● **What is needed**: Copy every entry precisely.

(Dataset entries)

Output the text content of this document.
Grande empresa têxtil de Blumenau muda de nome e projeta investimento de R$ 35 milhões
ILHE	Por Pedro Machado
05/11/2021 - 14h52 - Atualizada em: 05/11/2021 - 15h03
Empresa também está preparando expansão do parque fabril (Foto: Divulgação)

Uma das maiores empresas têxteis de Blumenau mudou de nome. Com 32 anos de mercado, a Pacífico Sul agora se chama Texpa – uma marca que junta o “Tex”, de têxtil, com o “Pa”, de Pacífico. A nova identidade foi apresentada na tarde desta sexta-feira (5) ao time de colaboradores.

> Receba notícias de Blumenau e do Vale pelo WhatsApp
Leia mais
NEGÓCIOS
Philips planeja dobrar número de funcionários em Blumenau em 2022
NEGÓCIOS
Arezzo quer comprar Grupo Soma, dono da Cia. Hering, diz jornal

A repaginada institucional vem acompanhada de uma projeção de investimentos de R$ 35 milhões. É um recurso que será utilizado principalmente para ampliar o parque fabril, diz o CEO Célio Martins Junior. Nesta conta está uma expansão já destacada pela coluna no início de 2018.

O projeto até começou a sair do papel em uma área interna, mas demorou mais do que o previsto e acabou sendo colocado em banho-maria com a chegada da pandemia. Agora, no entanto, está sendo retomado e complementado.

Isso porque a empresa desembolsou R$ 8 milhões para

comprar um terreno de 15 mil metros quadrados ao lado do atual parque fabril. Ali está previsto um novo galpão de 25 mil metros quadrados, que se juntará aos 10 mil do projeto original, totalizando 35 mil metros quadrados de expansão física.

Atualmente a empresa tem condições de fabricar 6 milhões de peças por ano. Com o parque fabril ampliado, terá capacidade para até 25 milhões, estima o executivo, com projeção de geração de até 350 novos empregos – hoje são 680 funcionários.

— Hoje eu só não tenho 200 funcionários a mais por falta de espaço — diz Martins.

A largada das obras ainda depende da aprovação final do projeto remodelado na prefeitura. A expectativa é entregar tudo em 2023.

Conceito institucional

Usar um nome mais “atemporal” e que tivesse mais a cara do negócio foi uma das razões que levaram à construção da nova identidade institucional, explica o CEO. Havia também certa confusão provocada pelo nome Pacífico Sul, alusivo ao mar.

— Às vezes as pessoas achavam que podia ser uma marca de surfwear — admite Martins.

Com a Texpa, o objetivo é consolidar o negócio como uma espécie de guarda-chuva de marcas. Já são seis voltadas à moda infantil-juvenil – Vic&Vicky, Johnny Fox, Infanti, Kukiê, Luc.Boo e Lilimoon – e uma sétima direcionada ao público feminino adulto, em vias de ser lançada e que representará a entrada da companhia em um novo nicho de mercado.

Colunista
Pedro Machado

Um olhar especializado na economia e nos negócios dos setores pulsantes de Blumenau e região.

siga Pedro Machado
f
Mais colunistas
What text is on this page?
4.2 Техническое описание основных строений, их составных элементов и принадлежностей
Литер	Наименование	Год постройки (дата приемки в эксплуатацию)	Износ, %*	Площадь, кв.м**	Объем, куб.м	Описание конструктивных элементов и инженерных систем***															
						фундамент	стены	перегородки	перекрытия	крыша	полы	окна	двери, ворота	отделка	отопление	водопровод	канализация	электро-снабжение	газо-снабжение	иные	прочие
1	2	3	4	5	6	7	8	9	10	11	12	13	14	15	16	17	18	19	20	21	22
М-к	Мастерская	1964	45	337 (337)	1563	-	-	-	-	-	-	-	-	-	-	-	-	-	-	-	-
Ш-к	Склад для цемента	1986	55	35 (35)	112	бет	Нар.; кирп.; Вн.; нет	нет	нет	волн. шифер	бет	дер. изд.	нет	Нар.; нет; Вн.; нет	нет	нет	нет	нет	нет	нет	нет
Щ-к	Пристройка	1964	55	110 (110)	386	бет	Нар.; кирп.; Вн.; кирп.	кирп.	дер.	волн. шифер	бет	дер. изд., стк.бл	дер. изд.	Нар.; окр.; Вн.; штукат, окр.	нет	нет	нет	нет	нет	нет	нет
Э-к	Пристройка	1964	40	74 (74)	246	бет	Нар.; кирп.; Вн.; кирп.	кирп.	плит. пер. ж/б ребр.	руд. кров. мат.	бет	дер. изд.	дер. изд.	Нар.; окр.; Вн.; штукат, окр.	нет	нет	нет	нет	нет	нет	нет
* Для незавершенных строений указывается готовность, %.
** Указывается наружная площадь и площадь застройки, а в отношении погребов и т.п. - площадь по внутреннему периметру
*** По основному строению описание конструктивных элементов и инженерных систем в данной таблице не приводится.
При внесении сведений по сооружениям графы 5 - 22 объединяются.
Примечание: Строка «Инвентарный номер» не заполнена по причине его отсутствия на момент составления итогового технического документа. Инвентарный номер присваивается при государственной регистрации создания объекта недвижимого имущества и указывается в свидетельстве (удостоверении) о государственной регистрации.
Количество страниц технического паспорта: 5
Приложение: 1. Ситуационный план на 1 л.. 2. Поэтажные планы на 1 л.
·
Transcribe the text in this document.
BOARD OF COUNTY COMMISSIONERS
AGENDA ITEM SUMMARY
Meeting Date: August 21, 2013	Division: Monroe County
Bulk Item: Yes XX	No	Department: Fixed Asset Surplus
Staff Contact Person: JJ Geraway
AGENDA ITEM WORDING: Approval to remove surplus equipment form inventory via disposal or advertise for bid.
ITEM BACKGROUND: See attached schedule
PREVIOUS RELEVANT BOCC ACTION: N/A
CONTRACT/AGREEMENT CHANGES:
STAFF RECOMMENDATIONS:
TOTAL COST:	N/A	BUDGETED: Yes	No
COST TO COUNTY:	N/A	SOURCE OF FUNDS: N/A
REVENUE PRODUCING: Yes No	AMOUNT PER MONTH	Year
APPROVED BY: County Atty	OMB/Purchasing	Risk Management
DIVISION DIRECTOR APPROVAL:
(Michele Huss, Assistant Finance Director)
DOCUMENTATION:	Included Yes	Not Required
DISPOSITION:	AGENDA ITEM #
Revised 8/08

● **Correct result**:
Output the text content of this document.
Grande empresa têxtil de Blumenau muda de nome e projeta investimento de R$ 35 milhões
ILHE	Por Pedro Machado
05/11/2021 - 14h52 - Atualizada em: 05/11/2021 - 15h03
Empresa também está preparando expansão do parque fabril (Foto: Divulgação)

Uma das maiores empresas têxteis de Blumenau mudou de nome. Com 32 anos de mercado, a Pacífico Sul agora se chama Texpa – uma marca que junta o “Tex”, de têxtil, com o “Pa”, de Pacífico. A nova identidade foi apresentada na tarde desta sexta-feira (5) ao time de colaboradores.

> Receba notícias de Blumenau e do Vale pelo WhatsApp
Leia mais
NEGÓCIOS
Philips planeja dobrar número de funcionários em Blumenau em 2022
NEGÓCIOS
Arezzo quer comprar Grupo Soma, dono da Cia. Hering, diz jornal

A repaginada institucional vem acompanhada de uma projeção de investimentos de R$ 35 milhões. É um recurso que será utilizado principalmente para ampliar o parque fabril, diz o CEO Célio Martins Junior. Nesta conta está uma expansão já destacada pela coluna no início de 2018.

O projeto até começou a sair do papel em uma área interna, mas demorou mais do que o previsto e acabou sendo colocado em banho-maria com a chegada da pandemia. Agora, no entanto, está sendo retomado e complementado.

Isso porque a empresa desembolsou R$ 8 milhões para

comprar um terreno de 15 mil metros quadrados ao lado do atual parque fabril. Ali está previsto um novo galpão de 25 mil metros quadrados, que se juntará aos 10 mil do projeto original, totalizando 35 mil metros quadrados de expansão física.

Atualmente a empresa tem condições de fabricar 6 milhões de peças por ano. Com o parque fabril ampliado, terá capacidade para até 25 milhões, estima o executivo, com projeção de geração de até 350 novos empregos – hoje são 680 funcionários.

— Hoje eu só não tenho 200 funcionários a mais por falta de espaço — diz Martins.

A largada das obras ainda depende da aprovação final do projeto remodelado na prefeitura. A expectativa é entregar tudo em 2023.

Conceito institucional

Usar um nome mais “atemporal” e que tivesse mais a cara do negócio foi uma das razões que levaram à construção da nova identidade institucional, explica o CEO. Havia também certa confusão provocada pelo nome Pacífico Sul, alusivo ao mar.

— Às vezes as pessoas achavam que podia ser uma marca de surfwear — admite Martins.

Com a Texpa, o objetivo é consolidar o negócio como uma espécie de guarda-chuva de marcas. Já são seis voltadas à moda infantil-juvenil – Vic&Vicky, Johnny Fox, Infanti, Kukiê, Luc.Boo e Lilimoon – e uma sétima direcionada ao público feminino adulto, em vias de ser lançada e que representará a entrada da companhia em um novo nicho de mercado.

Colunista
Pedro Machado

Um olhar especializado na economia e nos negócios dos setores pulsantes de Blumenau e região.

siga Pedro Machado
f
Mais colunistas
What text is on this page?
4.2 Техническое описание основных строений, их составных элементов и принадлежностей
Литер	Наименование	Год постройки (дата приемки в эксплуатацию)	Износ, %*	Площадь, кв.м**	Объем, куб.м	Описание конструктивных элементов и инженерных систем***															
						фундамент	стены	перегородки	перекрытия	крыша	полы	окна	двери, ворота	отделка	отопление	водопровод	канализация	электро-снабжение	газо-снабжение	иные	прочие
1	2	3	4	5	6	7	8	9	10	11	12	13	14	15	16	17	18	19	20	21	22
М-к	Мастерская	1964	45	337 (337)	1563	-	-	-	-	-	-	-	-	-	-	-	-	-	-	-	-
Ш-к	Склад для цемента	1986	55	35 (35)	112	бет	Нар.; кирп.; Вн.; нет	нет	нет	волн. шифер	бет	дер. изд.	нет	Нар.; нет; Вн.; нет	нет	нет	нет	нет	нет	нет	нет
Щ-к	Пристройка	1964	55	110 (110)	386	бет	Нар.; кирп.; Вн.; кирп.	кирп.	дер.	волн. шифер	бет	дер. изд., стк.бл	дер. изд.	Нар.; окр.; Вн.; штукат, окр.	нет	нет	нет	нет	нет	нет	нет
Э-к	Пристройка	1964	40	74 (74)	246	бет	Нар.; кирп.; Вн.; кирп.	кирп.	плит. пер. ж/б ребр.	руд. кров. мат.	бет	дер. изд.	дер. изд.	Нар.; окр.; Вн.; штукат, окр.	нет	нет	нет	нет	нет	нет	нет
* Для незавершенных строений указывается готовность, %.
** Указывается наружная площадь и площадь застройки, а в отношении погребов и т.п. - площадь по внутреннему периметру
*** По основному строению описание конструктивных элементов и инженерных систем в данной таблице не приводится.
При внесении сведений по сооружениям графы 5 - 22 объединяются.
Примечание: Строка «Инвентарный номер» не заполнена по причине его отсутствия на момент составления итогового технического документа. Инвентарный номер присваивается при государственной регистрации создания объекта недвижимого имущества и указывается в свидетельстве (удостоверении) о государственной регистрации.
Количество страниц технического паспорта: 5
Приложение: 1. Ситуационный план на 1 л.. 2. Поэтажные планы на 1 л.
·
Transcribe the text in this document.
BOARD OF COUNTY COMMISSIONERS
AGENDA ITEM SUMMARY
Meeting Date: August 21, 2013	Division: Monroe County
Bulk Item: Yes XX	No	Department: Fixed Asset Surplus
Staff Contact Person: JJ Geraway
AGENDA ITEM WORDING: Approval to remove surplus equipment form inventory via disposal or advertise for bid.
ITEM BACKGROUND: See attached schedule
PREVIOUS RELEVANT BOCC ACTION: N/A
CONTRACT/AGREEMENT CHANGES:
STAFF RECOMMENDATIONS:
TOTAL COST:	N/A	BUDGETED: Yes	No
COST TO COUNTY:	N/A	SOURCE OF FUNDS: N/A
REVENUE PRODUCING: Yes No	AMOUNT PER MONTH	Year
APPROVED BY: County Atty	OMB/Purchasing	Risk Management
DIVISION DIRECTOR APPROVAL:
(Michele Huss, Assistant Finance Director)
DOCUMENTATION:	Included Yes	Not Required
DISPOSITION:	AGENDA ITEM #
Revised 8/08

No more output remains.